- _Exercise description_:
Convert each line of the material below into a row of a Markdown table with the columns Row and Line, numbering the rows in order and omitting blank lines.

>> START

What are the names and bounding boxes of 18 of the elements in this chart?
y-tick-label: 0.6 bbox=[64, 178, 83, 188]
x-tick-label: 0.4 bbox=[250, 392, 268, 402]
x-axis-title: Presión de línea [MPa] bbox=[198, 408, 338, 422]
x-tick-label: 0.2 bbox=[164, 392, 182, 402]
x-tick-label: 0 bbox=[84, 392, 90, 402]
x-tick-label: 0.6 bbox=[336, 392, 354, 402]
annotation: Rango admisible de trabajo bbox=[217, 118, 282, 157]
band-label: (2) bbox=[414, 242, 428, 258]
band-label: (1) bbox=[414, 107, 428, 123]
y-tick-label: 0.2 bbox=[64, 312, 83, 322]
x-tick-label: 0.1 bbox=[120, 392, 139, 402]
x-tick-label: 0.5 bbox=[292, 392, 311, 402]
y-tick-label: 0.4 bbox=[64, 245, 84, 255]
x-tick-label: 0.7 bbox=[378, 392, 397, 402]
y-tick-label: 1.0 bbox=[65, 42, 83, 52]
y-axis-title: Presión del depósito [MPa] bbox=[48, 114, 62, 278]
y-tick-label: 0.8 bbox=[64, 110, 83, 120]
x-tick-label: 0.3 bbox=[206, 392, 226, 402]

>> END

- _Answer for this exercise_:
| Row | Line |
|---|---|
| 1 | What are the names and bounding boxes of 18 of the elements in this chart? |
| 2 | y-tick-label: 0.6 bbox=[64, 178, 83, 188] |
| 3 | x-tick-label: 0.4 bbox=[250, 392, 268, 402] |
| 4 | x-axis-title: Presión de línea [MPa] bbox=[198, 408, 338, 422] |
| 5 | x-tick-label: 0.2 bbox=[164, 392, 182, 402] |
| 6 | x-tick-label: 0 bbox=[84, 392, 90, 402] |
| 7 | x-tick-label: 0.6 bbox=[336, 392, 354, 402] |
| 8 | annotation: Rango admisible de trabajo bbox=[217, 118, 282, 157] |
| 9 | band-label: (2) bbox=[414, 242, 428, 258] |
| 10 | band-label: (1) bbox=[414, 107, 428, 123] |
| 11 | y-tick-label: 0.2 bbox=[64, 312, 83, 322] |
| 12 | x-tick-label: 0.1 bbox=[120, 392, 139, 402] |
| 13 | x-tick-label: 0.5 bbox=[292, 392, 311, 402] |
| 14 | y-tick-label: 0.4 bbox=[64, 245, 84, 255] |
| 15 | x-tick-label: 0.7 bbox=[378, 392, 397, 402] |
| 16 | y-tick-label: 1.0 bbox=[65, 42, 83, 52] |
| 17 | y-axis-title: Presión del depósito [MPa] bbox=[48, 114, 62, 278] |
| 18 | y-tick-label: 0.8 bbox=[64, 110, 83, 120] |
| 19 | x-tick-label: 0.3 bbox=[206, 392, 226, 402] |